>>

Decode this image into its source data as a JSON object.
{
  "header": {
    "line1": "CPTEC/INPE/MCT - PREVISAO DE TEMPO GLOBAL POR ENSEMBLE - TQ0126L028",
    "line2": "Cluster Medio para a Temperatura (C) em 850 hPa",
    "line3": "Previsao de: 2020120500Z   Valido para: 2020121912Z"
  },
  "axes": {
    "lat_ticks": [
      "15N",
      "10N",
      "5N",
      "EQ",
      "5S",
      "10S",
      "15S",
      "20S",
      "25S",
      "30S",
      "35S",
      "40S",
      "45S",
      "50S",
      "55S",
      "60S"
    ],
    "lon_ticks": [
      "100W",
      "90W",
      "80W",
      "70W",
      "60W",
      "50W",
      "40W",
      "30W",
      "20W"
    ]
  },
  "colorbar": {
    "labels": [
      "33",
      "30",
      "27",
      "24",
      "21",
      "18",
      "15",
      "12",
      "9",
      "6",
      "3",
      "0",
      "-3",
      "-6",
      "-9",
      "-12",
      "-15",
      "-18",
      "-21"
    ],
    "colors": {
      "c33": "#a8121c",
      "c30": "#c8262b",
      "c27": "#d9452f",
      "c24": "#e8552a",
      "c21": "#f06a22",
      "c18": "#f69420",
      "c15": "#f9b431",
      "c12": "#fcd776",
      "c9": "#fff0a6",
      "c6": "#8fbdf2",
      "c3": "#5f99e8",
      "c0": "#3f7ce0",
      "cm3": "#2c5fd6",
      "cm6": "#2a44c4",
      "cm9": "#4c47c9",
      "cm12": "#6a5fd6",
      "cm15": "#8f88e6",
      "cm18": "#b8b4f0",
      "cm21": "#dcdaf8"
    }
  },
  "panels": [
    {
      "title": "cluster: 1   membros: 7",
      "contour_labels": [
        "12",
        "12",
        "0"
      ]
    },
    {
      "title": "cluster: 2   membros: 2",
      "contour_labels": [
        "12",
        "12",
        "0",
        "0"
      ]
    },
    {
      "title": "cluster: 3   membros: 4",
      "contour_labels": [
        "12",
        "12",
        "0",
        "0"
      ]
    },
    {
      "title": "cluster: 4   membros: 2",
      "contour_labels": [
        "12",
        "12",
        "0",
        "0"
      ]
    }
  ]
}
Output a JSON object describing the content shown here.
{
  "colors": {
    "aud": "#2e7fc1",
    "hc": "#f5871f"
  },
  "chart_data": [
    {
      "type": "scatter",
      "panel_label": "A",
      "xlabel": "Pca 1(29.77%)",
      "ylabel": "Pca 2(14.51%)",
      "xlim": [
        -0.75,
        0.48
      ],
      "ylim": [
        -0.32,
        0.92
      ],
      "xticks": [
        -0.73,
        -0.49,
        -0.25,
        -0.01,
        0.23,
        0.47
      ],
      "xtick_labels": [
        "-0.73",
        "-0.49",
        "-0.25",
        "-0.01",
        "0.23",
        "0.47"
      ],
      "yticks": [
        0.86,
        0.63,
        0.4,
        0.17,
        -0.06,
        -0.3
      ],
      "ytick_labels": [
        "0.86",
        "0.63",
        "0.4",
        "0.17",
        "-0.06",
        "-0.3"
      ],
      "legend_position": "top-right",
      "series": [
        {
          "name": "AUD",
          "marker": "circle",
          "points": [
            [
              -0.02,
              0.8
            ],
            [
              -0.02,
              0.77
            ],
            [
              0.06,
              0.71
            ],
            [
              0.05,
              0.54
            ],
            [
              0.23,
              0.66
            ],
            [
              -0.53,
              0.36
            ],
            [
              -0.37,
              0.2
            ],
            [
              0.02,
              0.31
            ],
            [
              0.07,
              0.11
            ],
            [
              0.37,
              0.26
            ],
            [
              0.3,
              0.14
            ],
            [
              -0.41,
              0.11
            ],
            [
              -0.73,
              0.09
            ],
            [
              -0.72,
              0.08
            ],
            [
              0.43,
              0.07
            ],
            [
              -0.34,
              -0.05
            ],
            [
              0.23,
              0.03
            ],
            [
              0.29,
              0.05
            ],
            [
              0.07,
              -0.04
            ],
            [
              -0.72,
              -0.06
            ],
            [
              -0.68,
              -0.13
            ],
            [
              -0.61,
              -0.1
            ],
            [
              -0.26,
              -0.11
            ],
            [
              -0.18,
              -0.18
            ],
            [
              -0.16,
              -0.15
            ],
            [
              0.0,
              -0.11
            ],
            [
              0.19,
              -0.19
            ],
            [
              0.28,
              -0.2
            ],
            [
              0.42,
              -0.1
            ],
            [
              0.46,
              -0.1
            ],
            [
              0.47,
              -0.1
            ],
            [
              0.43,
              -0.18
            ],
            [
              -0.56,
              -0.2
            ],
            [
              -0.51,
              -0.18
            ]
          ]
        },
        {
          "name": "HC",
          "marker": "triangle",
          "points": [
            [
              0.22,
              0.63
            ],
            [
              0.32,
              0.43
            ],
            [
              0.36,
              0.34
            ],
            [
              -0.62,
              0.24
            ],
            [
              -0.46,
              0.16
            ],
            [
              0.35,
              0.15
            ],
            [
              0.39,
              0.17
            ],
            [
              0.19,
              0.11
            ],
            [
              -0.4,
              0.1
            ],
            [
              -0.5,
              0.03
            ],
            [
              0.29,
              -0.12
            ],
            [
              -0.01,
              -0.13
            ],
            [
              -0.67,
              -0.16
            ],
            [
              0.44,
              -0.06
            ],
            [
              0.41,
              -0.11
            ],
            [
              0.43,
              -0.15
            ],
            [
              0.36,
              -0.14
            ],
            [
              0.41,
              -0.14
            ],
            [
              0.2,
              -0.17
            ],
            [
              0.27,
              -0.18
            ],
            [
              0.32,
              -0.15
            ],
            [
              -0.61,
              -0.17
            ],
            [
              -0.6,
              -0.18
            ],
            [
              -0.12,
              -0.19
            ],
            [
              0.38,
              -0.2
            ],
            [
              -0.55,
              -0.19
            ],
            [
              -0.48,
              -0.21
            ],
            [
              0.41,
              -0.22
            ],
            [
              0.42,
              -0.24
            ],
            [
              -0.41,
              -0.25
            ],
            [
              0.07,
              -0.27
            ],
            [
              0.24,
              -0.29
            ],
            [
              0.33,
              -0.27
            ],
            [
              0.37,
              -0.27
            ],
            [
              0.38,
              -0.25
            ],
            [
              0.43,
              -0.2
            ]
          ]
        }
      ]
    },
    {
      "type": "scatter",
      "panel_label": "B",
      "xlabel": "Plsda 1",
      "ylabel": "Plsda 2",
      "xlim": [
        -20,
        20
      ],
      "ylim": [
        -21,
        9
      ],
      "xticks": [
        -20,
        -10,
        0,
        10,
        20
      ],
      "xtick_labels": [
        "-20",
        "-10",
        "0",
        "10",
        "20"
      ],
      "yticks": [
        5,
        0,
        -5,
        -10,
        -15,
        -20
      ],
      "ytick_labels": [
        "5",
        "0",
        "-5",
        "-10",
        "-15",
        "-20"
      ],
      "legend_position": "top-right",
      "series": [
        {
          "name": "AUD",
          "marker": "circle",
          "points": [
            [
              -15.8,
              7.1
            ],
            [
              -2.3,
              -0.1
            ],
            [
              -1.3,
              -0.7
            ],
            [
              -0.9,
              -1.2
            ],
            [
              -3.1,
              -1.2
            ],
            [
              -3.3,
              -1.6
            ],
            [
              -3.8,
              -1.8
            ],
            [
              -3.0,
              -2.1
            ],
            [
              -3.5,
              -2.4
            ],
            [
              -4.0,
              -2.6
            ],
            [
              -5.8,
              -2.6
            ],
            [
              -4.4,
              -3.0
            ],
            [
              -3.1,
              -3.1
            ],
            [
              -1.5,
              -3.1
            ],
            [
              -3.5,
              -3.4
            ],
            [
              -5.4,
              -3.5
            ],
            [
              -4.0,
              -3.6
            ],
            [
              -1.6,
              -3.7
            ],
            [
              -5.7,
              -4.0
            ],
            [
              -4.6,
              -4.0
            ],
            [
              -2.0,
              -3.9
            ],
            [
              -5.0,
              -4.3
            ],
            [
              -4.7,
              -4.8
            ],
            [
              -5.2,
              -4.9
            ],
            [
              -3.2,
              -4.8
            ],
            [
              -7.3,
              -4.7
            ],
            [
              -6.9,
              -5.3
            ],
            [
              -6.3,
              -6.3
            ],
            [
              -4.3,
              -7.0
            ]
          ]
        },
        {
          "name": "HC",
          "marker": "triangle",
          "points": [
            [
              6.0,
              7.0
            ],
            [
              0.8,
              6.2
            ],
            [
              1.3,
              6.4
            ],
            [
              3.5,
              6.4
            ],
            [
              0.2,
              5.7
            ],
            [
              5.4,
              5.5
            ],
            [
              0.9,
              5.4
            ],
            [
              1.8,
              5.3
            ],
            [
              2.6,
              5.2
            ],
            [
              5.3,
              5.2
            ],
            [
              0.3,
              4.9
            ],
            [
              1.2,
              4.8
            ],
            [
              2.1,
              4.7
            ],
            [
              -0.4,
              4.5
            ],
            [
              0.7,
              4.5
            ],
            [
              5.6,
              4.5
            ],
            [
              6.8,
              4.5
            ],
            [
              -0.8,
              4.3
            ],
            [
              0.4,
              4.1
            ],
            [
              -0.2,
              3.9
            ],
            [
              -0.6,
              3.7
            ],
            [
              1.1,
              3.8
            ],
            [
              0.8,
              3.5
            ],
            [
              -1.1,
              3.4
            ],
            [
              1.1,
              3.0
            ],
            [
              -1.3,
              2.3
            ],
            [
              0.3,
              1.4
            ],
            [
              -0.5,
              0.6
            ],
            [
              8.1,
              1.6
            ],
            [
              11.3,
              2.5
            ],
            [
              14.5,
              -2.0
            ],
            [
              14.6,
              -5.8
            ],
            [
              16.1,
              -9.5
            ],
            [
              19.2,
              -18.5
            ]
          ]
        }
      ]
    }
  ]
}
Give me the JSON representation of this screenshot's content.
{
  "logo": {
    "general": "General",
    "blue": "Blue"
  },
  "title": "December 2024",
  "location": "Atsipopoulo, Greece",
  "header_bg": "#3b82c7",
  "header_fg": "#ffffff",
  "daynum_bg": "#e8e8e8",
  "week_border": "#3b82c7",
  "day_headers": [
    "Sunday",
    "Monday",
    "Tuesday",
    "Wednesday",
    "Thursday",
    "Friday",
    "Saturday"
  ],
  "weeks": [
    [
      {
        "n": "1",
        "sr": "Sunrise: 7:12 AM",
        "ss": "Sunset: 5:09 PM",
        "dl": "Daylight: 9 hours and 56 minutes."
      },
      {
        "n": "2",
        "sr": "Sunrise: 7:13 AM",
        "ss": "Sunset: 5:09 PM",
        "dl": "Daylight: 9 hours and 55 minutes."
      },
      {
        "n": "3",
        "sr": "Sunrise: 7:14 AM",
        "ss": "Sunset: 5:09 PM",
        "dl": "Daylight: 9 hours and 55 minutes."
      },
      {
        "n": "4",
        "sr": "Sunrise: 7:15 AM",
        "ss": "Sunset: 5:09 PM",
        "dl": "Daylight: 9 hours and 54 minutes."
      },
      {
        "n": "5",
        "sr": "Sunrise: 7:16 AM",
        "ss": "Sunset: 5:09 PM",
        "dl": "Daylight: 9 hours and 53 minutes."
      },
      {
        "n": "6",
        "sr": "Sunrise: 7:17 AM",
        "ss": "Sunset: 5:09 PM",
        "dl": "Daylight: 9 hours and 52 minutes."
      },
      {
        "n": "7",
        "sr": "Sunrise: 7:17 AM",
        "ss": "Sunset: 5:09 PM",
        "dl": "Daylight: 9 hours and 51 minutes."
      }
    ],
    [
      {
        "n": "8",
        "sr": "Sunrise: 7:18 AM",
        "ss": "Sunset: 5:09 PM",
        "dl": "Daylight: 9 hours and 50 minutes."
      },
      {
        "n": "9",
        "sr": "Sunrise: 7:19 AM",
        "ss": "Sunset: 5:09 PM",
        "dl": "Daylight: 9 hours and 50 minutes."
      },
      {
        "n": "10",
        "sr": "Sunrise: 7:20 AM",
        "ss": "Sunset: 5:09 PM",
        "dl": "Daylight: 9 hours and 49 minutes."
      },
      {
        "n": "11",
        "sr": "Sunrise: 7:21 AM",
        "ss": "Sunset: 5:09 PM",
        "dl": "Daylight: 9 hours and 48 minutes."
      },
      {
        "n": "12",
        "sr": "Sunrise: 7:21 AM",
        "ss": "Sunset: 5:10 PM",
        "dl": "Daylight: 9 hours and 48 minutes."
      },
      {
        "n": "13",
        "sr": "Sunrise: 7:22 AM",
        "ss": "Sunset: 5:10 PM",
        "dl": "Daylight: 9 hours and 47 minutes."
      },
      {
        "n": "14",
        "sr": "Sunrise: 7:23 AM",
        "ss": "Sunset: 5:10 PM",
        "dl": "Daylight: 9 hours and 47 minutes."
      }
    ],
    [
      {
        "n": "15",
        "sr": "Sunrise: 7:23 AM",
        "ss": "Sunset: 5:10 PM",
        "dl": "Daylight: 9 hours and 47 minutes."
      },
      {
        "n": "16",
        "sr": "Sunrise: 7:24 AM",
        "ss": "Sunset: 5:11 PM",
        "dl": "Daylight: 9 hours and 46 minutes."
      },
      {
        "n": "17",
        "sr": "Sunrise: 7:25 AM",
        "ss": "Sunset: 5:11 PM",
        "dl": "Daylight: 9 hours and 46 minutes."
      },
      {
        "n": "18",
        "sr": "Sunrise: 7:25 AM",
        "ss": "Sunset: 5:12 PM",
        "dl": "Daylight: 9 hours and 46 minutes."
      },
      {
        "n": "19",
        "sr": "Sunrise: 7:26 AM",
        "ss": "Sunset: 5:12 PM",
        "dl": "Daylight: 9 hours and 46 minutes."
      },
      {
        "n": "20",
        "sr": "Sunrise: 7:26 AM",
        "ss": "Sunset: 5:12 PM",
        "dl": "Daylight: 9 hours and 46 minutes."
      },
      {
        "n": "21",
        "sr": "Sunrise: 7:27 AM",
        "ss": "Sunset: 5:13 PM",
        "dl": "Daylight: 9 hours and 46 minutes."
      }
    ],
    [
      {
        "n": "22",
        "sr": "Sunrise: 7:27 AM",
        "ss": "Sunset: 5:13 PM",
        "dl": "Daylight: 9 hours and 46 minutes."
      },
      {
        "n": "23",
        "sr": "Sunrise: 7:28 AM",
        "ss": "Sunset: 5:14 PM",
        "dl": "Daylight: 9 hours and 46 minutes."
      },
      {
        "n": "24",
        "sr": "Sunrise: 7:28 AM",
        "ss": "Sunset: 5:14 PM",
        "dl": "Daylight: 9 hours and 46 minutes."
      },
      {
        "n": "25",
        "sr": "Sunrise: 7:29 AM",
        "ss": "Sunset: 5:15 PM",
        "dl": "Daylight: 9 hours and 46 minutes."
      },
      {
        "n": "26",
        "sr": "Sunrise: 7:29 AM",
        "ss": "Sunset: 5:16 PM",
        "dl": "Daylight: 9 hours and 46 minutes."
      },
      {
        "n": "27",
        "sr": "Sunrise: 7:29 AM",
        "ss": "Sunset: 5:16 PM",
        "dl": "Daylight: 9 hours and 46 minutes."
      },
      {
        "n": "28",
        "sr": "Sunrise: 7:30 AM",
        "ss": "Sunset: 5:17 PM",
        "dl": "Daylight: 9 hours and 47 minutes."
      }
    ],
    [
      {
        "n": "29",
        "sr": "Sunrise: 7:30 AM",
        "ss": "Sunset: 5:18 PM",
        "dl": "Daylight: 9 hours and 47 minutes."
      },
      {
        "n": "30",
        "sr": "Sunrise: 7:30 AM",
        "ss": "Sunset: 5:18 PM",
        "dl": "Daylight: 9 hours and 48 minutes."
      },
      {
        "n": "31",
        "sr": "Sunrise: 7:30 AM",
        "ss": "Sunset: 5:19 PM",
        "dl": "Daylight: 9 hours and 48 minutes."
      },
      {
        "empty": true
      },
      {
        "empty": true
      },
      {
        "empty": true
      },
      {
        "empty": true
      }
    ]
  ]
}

<<

• [Short task] Identify all lines where the word "para" shows up. Copy them.

• [Output]
    "line2": "Cluster Medio para a Temperatura (C) em 850 hPa",
    "line3": "Previsao de: 2020120500Z   Valido para: 2020121912Z"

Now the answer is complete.